Reviews

Murray Perahia, Barbican Hall

How to describe Murray Perahia’s qualities? Elegance, fluency, modesty, clarity – and an abiding sense of the poetic. In the final piece of Schumann’s Kinderszenen “Der Dichter spricht” – “the poet speaks” – Perahia’s own inner voice emerged in halting, half-imagined, recitative-like, phrases as if dreaming a potentially much larger canvas. In those short phrases Perahia’s sense of still searching took us beyond the framework of the written page eventually to fade from hearing, but not from imagining, in the lowest reaches of the keyboard. It was a really great example of that which is not on the page somehow finding expression in the playing.

So a rare recital which began with the most elegant Bach imaginable and ended in feverish high dudgeon with Chopin’s furious Scherzo No.3 in C sharp minor. The Bach French Suite No.5 in G tripped deftly over the keys, a series of graceful turns and trills transferring the dance steps from feet to fingers. An unassuming grace and fantastic clarity of articulation combined the crisp curtness of the harpsichord with the mellowness of the piano. It was an ideal marriage of elegance and brilliance.

A world away from that, his Beethoven – Piano Sonata No.27 in E minor – delivered precipitous shocks whilst assuming classical decorum. The unnerving volte-faces and explosive reiterations seemed almost out of character for Perahia and even the songful second movement of this oddly truncated essay was beset by seismic disturbance before finding its way home with quiet understatement.

But the star turn of this recital was his account of the Brahms Four Piano Pieces Op.119. Here was Brahms of extraordinary clarity and translucency, the low-fat variety where mercurial right hand figurations (flashing piccolo-like) are not weighed down by or subsumed into the harmonically rich texturing. The opening phrases of the first Intermezzo – Adagio – seemed to dissolve in the playing of them, the Andantino was airborne, the Grazioso swayed almost provocatively, and the final Rhapsodie – Allegro risoluto – was “risoluto” and then some with Perahia characteristically achieving power and amplitude without ever overplaying the instrument.

And yet there was that furious Chopin Scherzo No.3 where his surprising and uncharacteristic abandonment tipped him and us over the proverbial edge. Its torrential final pages came in marked contrast to the Schubert Impromptu (No.2) he chose as his only encore – a dizzying rollercoaster of right hand figurations astonishing in their evenness and fluency.
○ ○ ○
=== What you will do ===
A. Retype the part of the Perahia review from "So a rare recital" to "with quiet understatement.".
B. Answer these questions from the Perahia review:
(i) Which Bach work did the recital begin with?
(ii) Which piece does the review call the star turn of the recital?
(iii) What did Perahia play as his only encore?
C. Summarize the Perahia review in two sentences.
○ ○ ○
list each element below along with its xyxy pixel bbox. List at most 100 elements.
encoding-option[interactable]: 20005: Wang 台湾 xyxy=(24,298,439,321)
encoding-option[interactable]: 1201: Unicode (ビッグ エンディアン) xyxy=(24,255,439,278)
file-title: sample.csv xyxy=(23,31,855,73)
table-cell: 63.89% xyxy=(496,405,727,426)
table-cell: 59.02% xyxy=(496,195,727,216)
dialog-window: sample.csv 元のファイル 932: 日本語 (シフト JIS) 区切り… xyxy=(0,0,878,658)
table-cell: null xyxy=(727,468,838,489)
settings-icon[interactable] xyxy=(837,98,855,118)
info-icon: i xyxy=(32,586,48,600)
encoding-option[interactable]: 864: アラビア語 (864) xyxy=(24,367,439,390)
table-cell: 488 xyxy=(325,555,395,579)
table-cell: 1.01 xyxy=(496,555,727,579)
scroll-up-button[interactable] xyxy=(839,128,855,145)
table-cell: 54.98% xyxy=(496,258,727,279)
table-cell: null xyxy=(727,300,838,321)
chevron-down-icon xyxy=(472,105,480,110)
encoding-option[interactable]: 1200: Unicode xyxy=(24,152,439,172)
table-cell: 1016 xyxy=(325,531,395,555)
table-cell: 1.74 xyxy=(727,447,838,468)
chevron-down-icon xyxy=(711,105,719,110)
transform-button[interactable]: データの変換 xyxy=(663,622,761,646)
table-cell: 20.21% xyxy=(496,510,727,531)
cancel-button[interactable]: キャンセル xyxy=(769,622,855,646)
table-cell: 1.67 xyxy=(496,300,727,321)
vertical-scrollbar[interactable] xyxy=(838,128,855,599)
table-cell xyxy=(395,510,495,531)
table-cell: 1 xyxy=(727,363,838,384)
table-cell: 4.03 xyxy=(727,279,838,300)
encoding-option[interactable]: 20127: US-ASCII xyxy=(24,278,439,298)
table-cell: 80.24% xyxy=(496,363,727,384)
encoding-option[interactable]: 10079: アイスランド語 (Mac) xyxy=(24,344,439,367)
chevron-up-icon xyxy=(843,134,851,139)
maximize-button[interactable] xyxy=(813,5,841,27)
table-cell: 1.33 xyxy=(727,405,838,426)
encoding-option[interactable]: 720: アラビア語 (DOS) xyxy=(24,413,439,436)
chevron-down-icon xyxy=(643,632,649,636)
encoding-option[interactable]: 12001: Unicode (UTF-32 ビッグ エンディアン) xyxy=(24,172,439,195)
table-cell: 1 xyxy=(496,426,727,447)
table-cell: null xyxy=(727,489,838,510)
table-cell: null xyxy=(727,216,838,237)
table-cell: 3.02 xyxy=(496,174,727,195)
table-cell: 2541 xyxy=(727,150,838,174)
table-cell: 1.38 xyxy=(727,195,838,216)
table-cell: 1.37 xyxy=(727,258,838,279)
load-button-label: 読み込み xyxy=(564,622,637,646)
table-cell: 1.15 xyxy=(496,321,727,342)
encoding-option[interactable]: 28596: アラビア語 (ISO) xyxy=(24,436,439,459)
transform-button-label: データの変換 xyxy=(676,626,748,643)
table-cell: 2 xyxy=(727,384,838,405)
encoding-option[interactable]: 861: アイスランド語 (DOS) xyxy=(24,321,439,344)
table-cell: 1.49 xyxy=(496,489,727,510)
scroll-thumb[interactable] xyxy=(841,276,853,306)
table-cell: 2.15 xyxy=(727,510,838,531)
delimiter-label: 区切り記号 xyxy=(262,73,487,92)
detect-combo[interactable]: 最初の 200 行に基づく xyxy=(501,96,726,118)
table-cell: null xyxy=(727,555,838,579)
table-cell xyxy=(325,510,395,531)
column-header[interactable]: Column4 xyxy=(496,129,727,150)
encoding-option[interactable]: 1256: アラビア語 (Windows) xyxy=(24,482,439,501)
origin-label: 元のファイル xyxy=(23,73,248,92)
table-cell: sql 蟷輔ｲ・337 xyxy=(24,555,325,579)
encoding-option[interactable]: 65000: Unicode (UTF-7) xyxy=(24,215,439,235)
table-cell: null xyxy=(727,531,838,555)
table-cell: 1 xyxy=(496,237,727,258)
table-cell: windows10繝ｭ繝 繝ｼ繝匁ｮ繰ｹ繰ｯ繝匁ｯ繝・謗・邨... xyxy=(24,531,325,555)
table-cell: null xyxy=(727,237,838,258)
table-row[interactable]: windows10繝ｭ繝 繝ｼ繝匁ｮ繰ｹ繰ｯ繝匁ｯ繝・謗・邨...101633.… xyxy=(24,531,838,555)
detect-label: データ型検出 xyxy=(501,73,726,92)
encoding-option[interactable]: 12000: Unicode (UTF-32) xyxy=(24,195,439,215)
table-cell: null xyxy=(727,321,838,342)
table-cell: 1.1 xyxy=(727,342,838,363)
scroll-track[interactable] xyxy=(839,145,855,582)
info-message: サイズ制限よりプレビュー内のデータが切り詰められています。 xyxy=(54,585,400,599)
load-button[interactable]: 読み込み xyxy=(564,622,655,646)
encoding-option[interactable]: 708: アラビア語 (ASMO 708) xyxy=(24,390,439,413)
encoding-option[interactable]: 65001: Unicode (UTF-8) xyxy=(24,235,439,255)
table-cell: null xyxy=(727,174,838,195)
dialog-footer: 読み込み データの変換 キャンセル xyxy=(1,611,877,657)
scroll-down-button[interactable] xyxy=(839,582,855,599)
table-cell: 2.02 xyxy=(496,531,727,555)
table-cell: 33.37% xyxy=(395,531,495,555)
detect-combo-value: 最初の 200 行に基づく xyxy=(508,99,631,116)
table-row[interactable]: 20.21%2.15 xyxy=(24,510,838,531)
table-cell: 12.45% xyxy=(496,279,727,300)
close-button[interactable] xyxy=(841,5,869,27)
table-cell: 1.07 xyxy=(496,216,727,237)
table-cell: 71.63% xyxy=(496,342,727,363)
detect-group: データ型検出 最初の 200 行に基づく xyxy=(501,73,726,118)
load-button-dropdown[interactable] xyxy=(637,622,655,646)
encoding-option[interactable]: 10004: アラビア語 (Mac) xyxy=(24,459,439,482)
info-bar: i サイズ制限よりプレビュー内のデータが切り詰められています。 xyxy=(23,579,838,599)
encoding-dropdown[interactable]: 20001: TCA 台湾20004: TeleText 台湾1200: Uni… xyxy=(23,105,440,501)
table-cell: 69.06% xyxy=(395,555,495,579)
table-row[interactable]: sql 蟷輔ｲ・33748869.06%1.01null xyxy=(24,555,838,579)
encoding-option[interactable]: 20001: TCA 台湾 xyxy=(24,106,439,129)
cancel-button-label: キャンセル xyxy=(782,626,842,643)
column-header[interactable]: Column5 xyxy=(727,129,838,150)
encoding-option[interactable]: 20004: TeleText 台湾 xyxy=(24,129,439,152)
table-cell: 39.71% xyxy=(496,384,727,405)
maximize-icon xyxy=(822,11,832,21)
○ ○ ○
=== Answer set ===
A.
So a rare recital which began with the most elegant Bach imaginable and ended in feverish high dudgeon with Chopin’s furious Scherzo No.3 in C sharp minor. The Bach French Suite No.5 in G tripped deftly over the keys, a series of graceful turns and trills transferring the dance steps from feet to fingers. An unassuming grace and fantastic clarity of articulation combined the crisp curtness of the harpsichord with the mellowness of the piano. It was an ideal marriage of elegance and brilliance.

A world away from that, his Beethoven – Piano Sonata No.27 in E minor – delivered precipitous shocks whilst assuming classical decorum. The unnerving volte-faces and explosive reiterations seemed almost out of character for Perahia and even the songful second movement of this oddly truncated essay was beset by seismic disturbance before finding its way home with quiet understatement.

B.
(i) Bach's French Suite No.5 in G.
(ii) His account of the Brahms Four Piano Pieces Op.119.
(iii) The Schubert Impromptu (No.2).

C. The review credits Murray Perahia's Barbican Hall recital with elegance, fluency, modesty, clarity and a poetic sense, heard especially in the final piece of Schumann's Kinderszenen. The recital began with an elegant Bach French Suite No.5 and ended with a furious Chopin Scherzo No.3, and its star turn was a clear, translucent account of Brahms's Four Piano Pieces Op.119.